• [Document text]
↓↓↓
I am still experiencing this exact same issue on 3.4 Build #3029 … I logged the bug report here:

I would love if this issue could get some attention :slight_smile:

Maybe let’s start something on bountysource on this. :wink: Being able to reboot my openHAB Raspi without the need to manually fiddle around with my Aeotec Z-Wave stick would be something of actual value for me. :wink:

FYI … not sure if you have the same experience, but with mine it seems that if I dont turn off the Pi and just do a Stop / Start it comes up reliable every time (not enough testing to say this for sure) … also, if I turn it off, unless I remove the ethernet cable and let the unit sit for a while before rebooting it, it seems to always have this issue. (If that is true, I suspect some HW bit getting stuck in a state) but again very little data to make any conclusive statement. The only thing conclusive is that it’s a total pain in the ass to go through several boots to get it to come up (I’m on the dual-usb zwave/zigbee) and until zigbee is all Online, zwave is stuck.

Very repeatable in my case.

You can also try to disable the modem manager service with:

sudo systemctl disable ModemManager.service

It seems to help according to this HA issue. :slight_smile:

If you use Docker and can fix it every time by manually removing those lock files… we could also automatically remove the lock files when the container starts. Normally they would also have been removed by the OS on startup.
↑↑↑
• [Data excerpts]
↓↓↓
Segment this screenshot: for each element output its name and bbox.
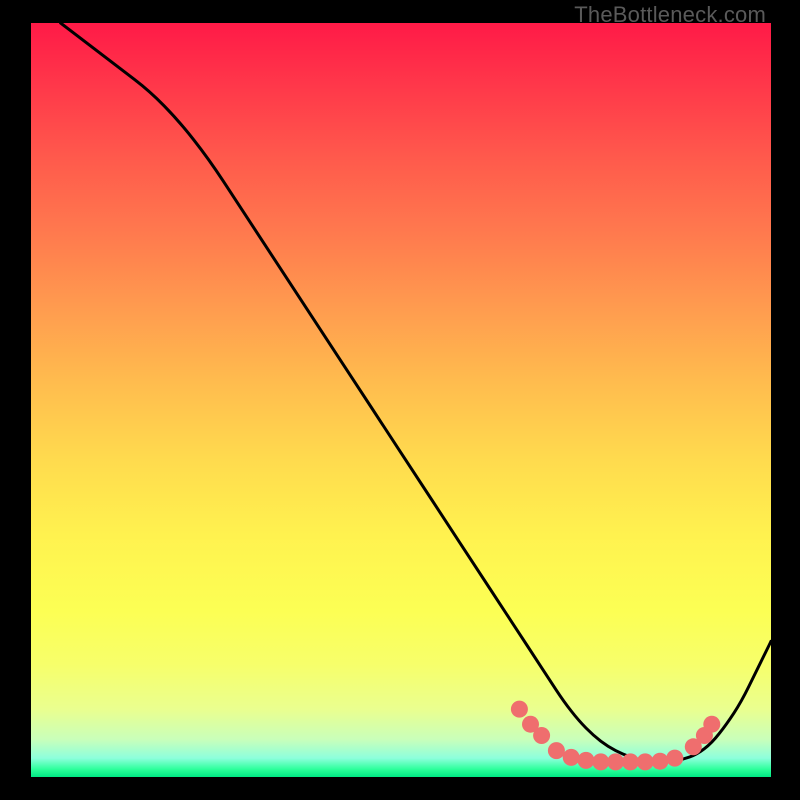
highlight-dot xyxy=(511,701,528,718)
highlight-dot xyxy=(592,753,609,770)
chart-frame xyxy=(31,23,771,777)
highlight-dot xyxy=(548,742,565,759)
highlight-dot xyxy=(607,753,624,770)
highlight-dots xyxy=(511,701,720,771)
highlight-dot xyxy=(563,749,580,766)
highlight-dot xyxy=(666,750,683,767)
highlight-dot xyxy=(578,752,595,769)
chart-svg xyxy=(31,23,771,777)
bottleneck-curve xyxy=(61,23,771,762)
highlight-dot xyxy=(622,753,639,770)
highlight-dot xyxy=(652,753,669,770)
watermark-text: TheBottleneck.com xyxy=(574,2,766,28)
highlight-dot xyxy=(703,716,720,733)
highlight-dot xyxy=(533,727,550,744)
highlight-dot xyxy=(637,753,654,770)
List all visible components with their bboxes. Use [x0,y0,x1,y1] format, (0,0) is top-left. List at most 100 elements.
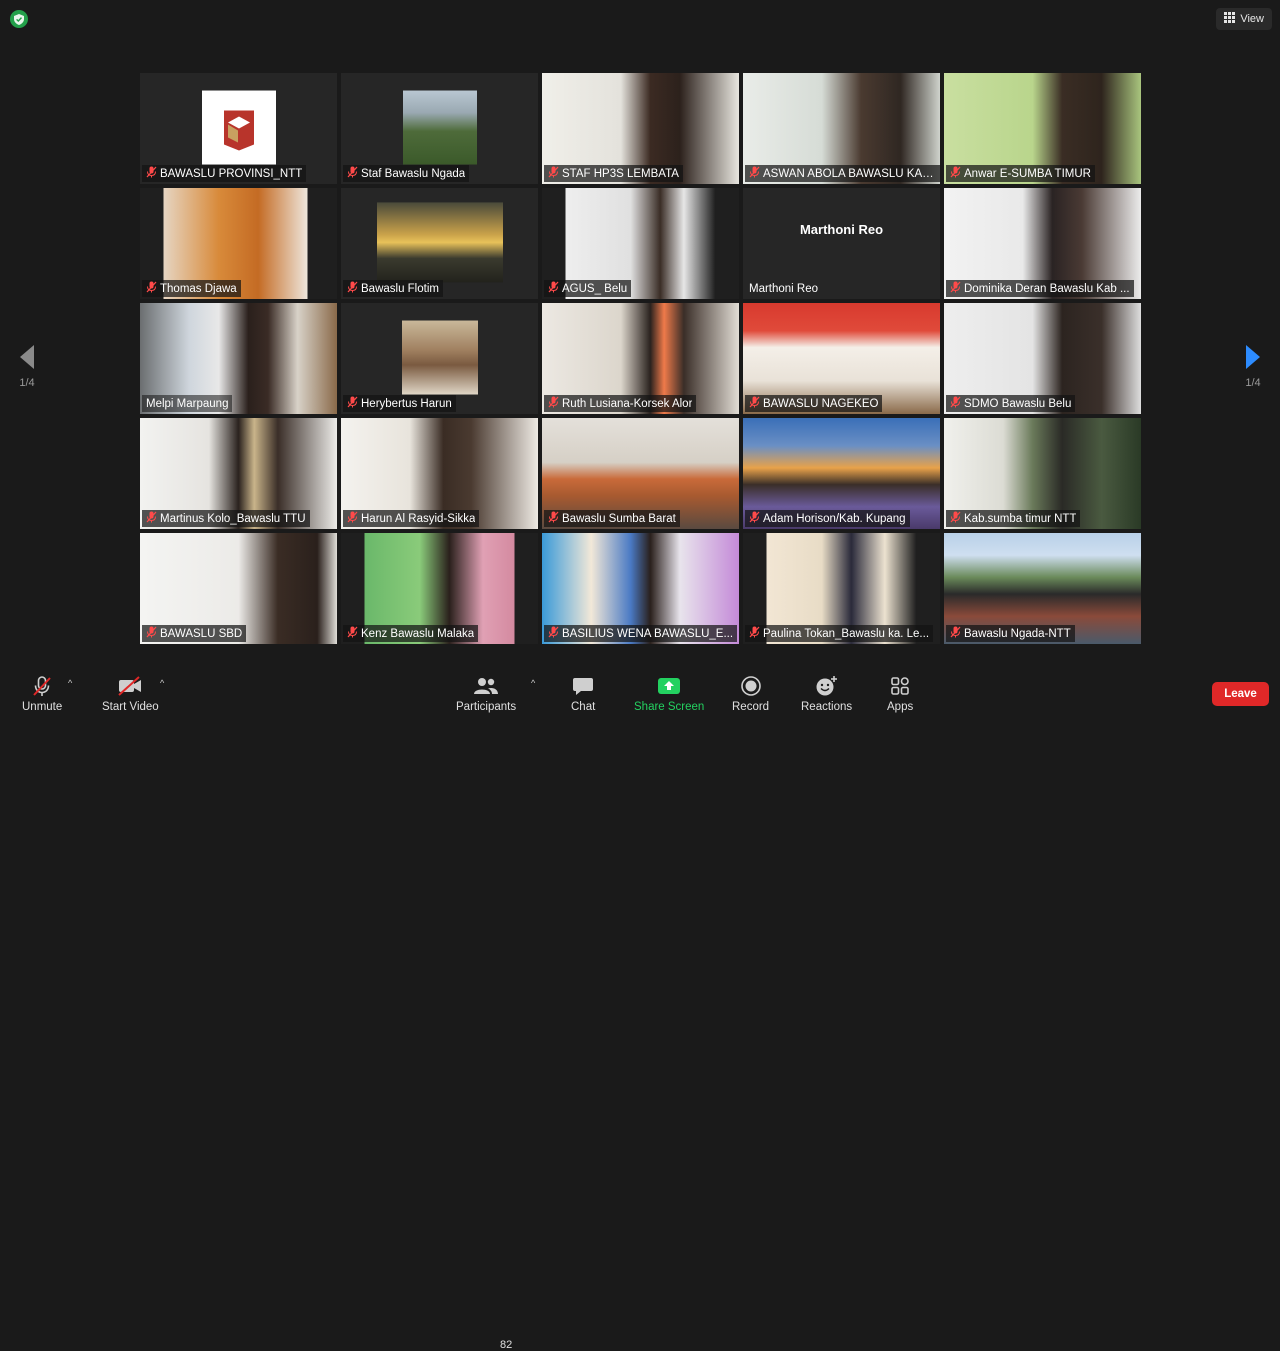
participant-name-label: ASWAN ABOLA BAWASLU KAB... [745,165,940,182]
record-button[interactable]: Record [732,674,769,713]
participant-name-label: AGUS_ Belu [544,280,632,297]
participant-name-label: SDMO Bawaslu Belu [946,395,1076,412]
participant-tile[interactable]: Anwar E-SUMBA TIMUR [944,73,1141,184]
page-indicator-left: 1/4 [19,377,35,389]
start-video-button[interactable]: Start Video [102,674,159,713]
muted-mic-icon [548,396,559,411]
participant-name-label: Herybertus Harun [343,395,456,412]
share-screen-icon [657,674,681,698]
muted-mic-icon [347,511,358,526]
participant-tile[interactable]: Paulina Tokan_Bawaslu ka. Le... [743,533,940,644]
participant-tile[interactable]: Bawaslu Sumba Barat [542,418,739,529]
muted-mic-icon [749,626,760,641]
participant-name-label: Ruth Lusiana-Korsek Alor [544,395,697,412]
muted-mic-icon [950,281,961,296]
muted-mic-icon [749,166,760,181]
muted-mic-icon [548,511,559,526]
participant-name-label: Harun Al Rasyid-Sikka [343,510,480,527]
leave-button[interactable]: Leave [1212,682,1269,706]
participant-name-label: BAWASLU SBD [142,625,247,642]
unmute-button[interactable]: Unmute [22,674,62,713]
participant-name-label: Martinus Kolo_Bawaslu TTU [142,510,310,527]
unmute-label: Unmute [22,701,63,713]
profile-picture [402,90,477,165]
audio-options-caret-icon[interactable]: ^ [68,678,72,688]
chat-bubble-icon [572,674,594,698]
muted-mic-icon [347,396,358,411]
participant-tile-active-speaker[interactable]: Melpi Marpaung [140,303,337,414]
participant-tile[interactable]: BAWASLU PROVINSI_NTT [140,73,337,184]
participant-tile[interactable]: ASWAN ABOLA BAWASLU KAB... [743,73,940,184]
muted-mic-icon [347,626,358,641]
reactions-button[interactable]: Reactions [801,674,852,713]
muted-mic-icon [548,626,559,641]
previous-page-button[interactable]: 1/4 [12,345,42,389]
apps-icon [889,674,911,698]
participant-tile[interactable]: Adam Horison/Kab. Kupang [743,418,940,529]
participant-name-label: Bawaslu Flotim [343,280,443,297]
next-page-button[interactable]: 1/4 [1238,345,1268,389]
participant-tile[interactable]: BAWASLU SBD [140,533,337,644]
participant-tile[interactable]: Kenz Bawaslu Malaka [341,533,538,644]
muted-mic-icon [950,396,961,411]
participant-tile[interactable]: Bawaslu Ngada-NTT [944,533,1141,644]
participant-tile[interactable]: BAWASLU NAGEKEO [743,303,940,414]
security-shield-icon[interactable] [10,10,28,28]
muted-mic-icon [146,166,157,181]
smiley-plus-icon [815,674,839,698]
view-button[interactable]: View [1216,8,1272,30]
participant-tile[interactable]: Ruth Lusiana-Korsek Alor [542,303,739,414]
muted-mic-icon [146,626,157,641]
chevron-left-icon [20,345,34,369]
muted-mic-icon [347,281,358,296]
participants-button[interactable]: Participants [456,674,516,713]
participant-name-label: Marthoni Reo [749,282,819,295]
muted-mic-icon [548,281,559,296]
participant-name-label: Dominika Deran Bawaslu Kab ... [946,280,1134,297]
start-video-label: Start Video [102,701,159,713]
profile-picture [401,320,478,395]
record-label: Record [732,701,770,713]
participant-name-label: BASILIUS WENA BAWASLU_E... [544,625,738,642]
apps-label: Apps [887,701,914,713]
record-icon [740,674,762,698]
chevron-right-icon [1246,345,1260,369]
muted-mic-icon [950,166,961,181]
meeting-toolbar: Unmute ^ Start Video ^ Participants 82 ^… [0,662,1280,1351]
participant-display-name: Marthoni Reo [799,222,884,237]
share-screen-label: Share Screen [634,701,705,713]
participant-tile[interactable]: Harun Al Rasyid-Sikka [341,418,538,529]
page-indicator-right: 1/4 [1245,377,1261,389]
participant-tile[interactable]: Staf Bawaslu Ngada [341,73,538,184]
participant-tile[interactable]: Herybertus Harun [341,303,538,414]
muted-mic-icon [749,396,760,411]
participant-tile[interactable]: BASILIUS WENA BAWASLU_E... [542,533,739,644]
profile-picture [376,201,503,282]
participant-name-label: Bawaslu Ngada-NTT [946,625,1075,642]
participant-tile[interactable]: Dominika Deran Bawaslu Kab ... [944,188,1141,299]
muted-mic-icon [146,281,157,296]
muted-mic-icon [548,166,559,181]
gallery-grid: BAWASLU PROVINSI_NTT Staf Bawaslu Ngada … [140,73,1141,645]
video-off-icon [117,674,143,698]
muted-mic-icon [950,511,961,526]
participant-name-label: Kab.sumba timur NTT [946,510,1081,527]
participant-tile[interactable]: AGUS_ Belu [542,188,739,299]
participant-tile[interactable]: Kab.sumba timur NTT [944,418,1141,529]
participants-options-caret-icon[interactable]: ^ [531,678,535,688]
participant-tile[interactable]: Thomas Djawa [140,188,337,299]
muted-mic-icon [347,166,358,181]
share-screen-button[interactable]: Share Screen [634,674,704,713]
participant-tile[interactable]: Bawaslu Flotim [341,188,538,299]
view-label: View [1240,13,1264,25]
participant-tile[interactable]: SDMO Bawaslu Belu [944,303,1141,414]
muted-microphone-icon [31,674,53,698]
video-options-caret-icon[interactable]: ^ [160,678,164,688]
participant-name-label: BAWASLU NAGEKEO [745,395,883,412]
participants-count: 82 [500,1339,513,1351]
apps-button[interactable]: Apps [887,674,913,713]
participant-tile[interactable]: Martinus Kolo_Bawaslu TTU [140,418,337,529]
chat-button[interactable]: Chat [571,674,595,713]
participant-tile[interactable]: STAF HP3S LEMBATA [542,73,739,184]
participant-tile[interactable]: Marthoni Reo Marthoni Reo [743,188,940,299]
↑↑↑
↓↓↓
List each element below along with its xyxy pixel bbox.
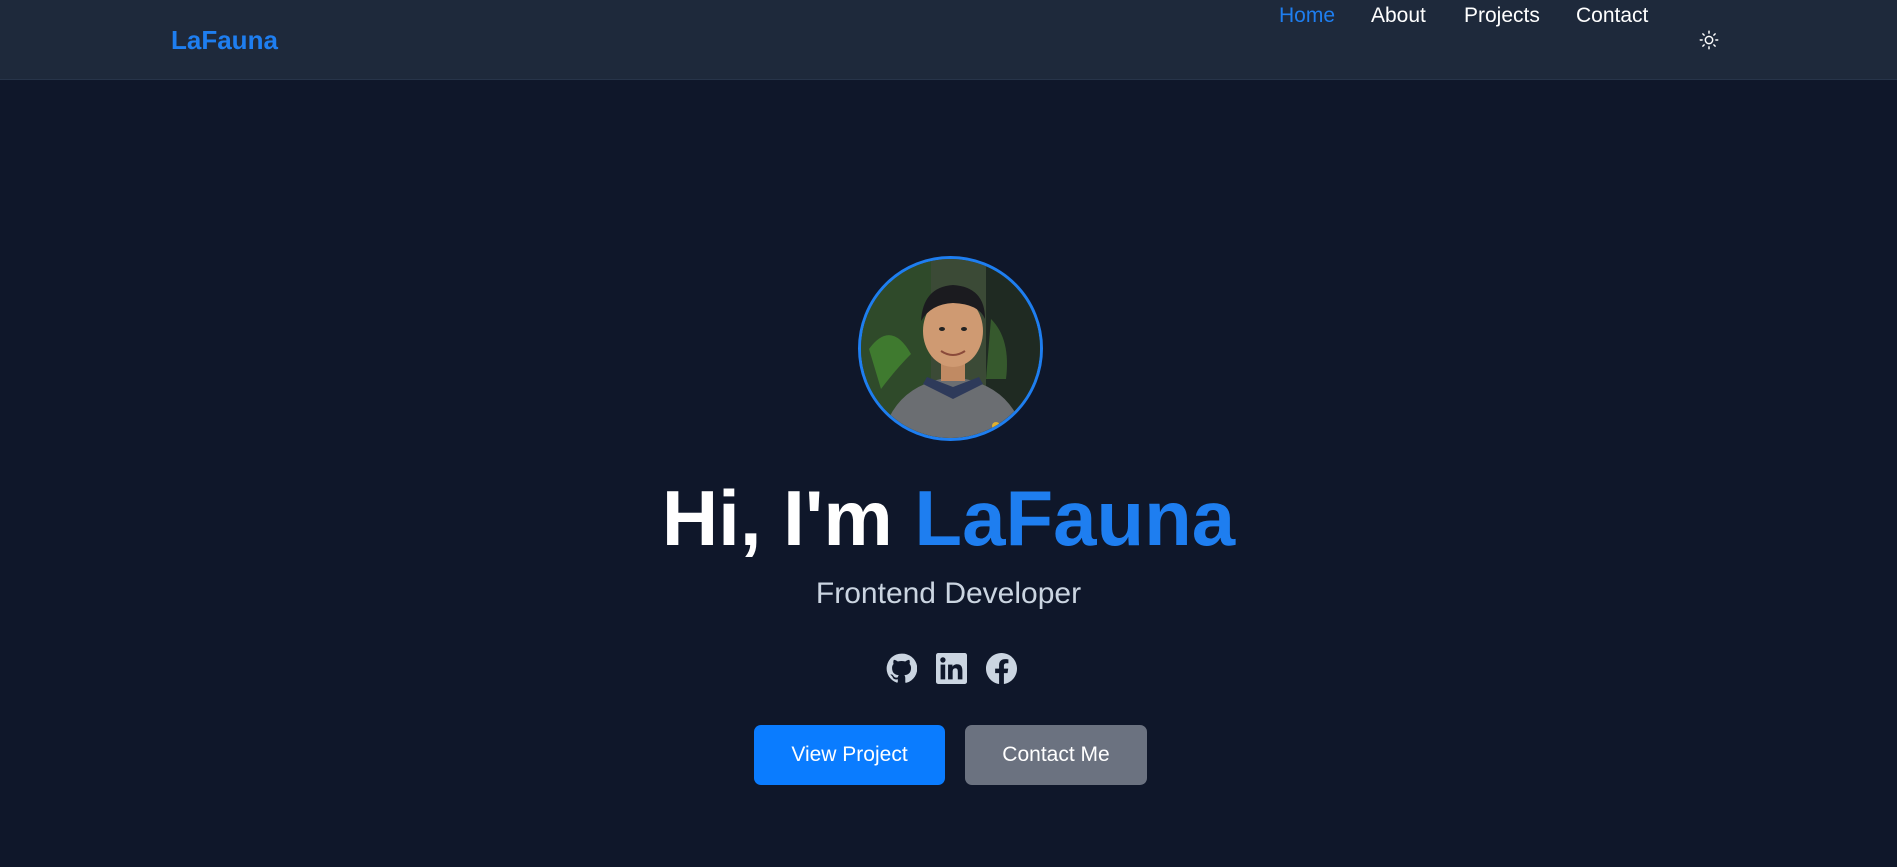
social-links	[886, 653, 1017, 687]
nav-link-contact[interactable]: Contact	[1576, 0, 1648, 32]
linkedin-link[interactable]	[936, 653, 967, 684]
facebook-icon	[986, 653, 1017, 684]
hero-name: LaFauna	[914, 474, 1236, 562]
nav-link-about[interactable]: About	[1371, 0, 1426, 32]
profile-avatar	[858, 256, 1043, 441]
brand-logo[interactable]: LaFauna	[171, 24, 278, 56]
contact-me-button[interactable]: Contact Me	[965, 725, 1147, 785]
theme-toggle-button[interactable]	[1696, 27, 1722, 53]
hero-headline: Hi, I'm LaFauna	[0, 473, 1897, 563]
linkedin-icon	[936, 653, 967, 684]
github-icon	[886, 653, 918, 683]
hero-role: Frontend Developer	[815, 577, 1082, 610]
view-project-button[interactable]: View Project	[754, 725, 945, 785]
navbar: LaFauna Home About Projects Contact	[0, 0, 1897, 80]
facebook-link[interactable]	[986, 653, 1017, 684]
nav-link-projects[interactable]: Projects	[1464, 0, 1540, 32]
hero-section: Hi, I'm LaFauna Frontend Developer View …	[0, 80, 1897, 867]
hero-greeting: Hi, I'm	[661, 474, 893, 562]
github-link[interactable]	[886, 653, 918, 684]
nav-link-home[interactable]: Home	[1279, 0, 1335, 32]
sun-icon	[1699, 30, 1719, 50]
↑↑↑
↓↓↓
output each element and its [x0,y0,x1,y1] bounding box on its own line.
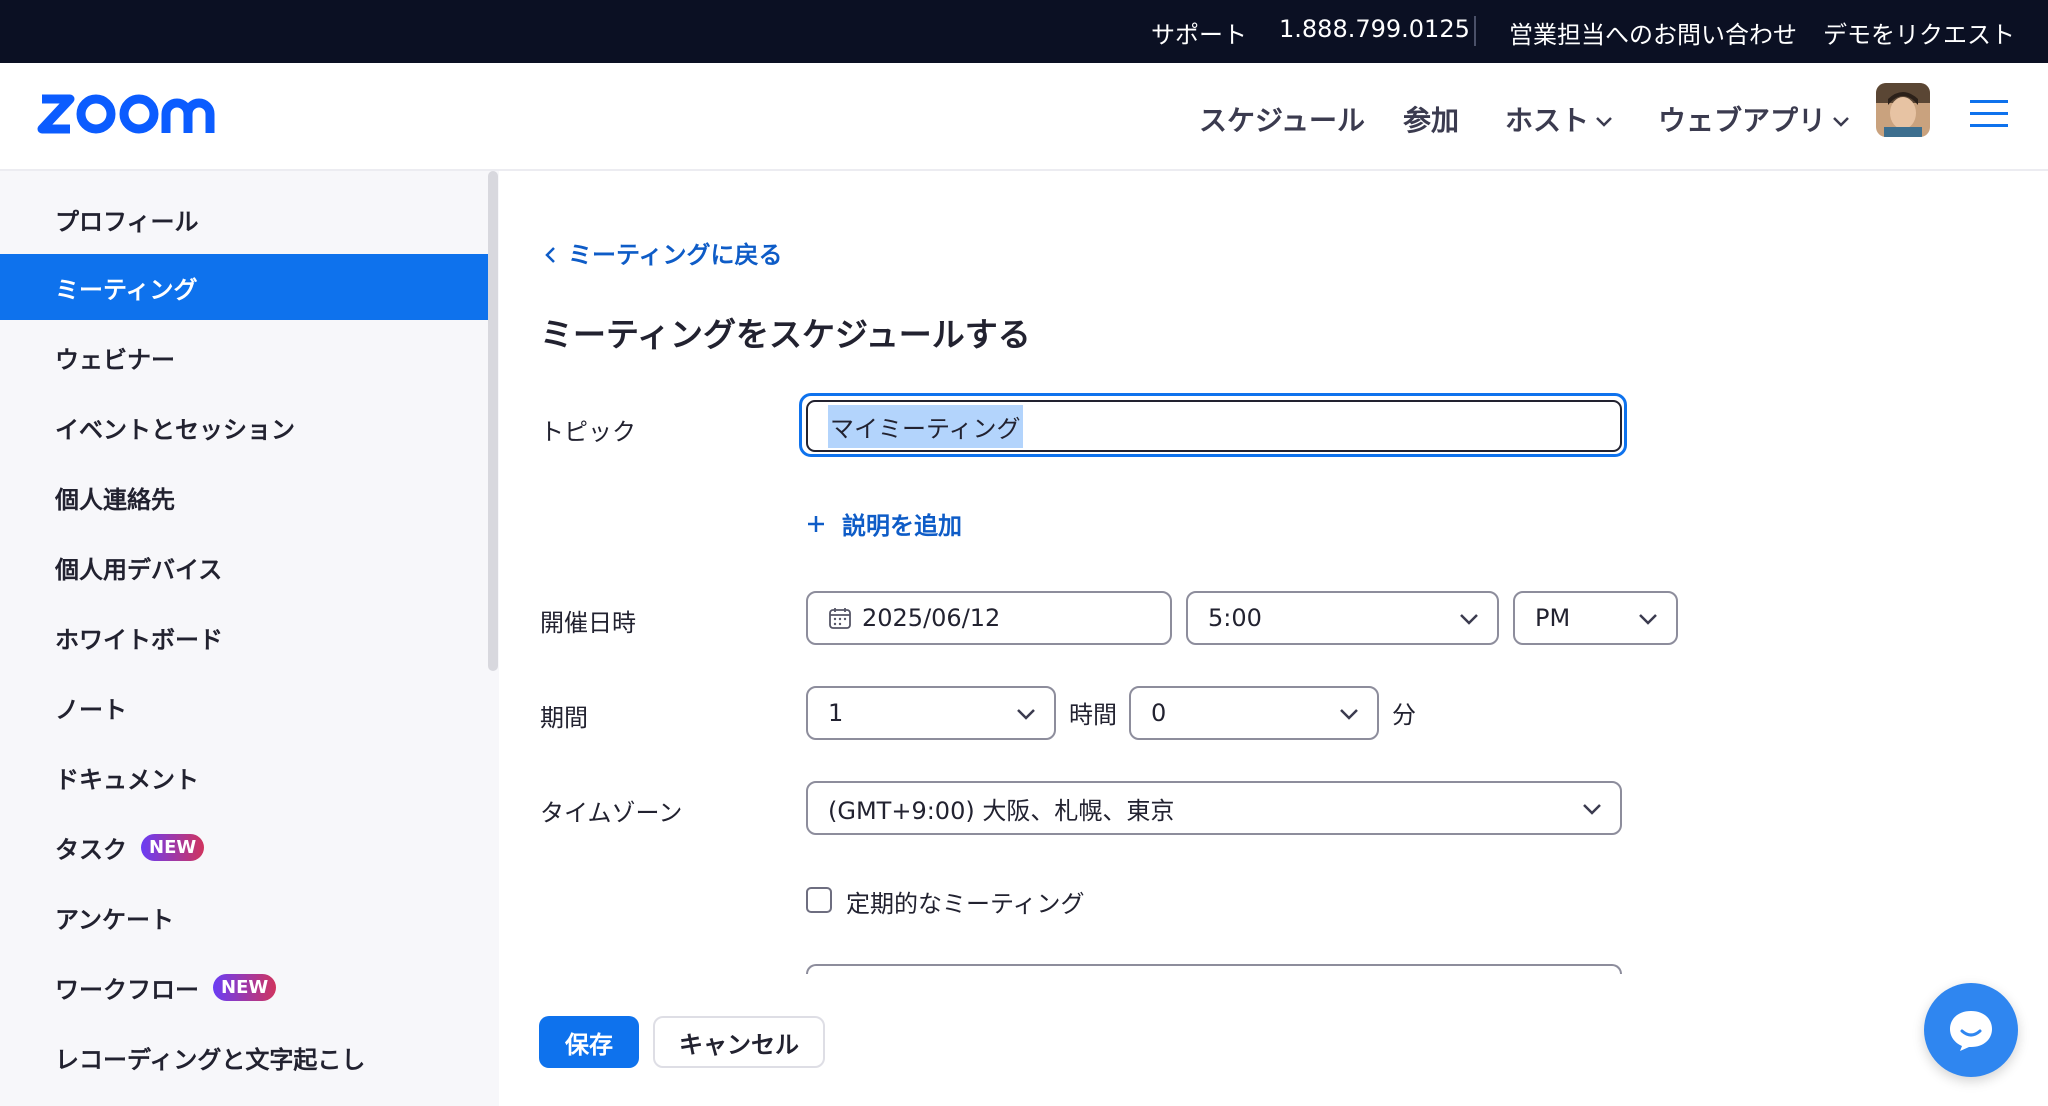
↑↑↑
• [Instructions]
**a.** Reproduce the entries from the line containing "List all visible" down to the line containing "next-page-button[interactable]: 1/4 [1238,345,1268,389]", with both of those lines included. Leave the picture out of your copy.
**b.** Continue the forum thread about the Z-Wave stick failing after an openHAB reboot, starting after its last sentence.

• [Final results]
**a.**
List all visible components with their bboxes. Use [x0,y0,x1,y1] format, (0,0) is top-left. List at most 100 elements.
participant-name-label: ASWAN ABOLA BAWASLU KAB... [745,165,940,182]
record-button[interactable]: Record [732,674,769,713]
participant-name-label: AGUS_ Belu [544,280,632,297]
participant-name-label: SDMO Bawaslu Belu [946,395,1076,412]
participant-tile[interactable]: Anwar E-SUMBA TIMUR [944,73,1141,184]
page-indicator-left: 1/4 [19,377,35,389]
start-video-button[interactable]: Start Video [102,674,159,713]
muted-mic-icon [548,396,559,411]
participant-name-label: Herybertus Harun [343,395,456,412]
share-screen-icon [657,674,681,698]
muted-mic-icon [347,511,358,526]
participant-tile[interactable]: Paulina Tokan_Bawaslu ka. Le... [743,533,940,644]
participant-tile[interactable]: Bawaslu Sumba Barat [542,418,739,529]
muted-mic-icon [749,626,760,641]
participant-name-label: Ruth Lusiana-Korsek Alor [544,395,697,412]
muted-mic-icon [950,281,961,296]
muted-mic-icon [749,166,760,181]
muted-mic-icon [548,511,559,526]
participant-name-label: Harun Al Rasyid-Sikka [343,510,480,527]
leave-button[interactable]: Leave [1212,682,1269,706]
participant-name-label: BAWASLU SBD [142,625,247,642]
unmute-button[interactable]: Unmute [22,674,62,713]
participant-name-label: Martinus Kolo_Bawaslu TTU [142,510,310,527]
unmute-label: Unmute [22,701,63,713]
profile-picture [402,90,477,165]
audio-options-caret-icon[interactable]: ^ [68,678,72,688]
chat-bubble-icon [572,674,594,698]
muted-mic-icon [347,396,358,411]
participant-tile-active-speaker[interactable]: Melpi Marpaung [140,303,337,414]
participant-tile[interactable]: BAWASLU PROVINSI_NTT [140,73,337,184]
participant-tile[interactable]: ASWAN ABOLA BAWASLU KAB... [743,73,940,184]
muted-mic-icon [347,626,358,641]
reactions-button[interactable]: Reactions [801,674,852,713]
muted-mic-icon [548,626,559,641]
previous-page-button[interactable]: 1/4 [12,345,42,389]
apps-icon [889,674,911,698]
participant-tile[interactable]: Adam Horison/Kab. Kupang [743,418,940,529]
participant-name-label: Bawaslu Flotim [343,280,443,297]
next-page-button[interactable]: 1/4 [1238,345,1268,389]

**b.**
Interesting. I also don‘t have that much data (maybe n=15 or so over the past 6 months), but in my case it is exactly the opposite, since I never turn off the Raspi. So most likely no connection to that. :smile:

This one here helps me every time btw. Quite annoying, but at least it brings the stick back online.

It will now always cleanup those lock files when the Docker container starts in the 3.4.0 snapshot builds with PR #406.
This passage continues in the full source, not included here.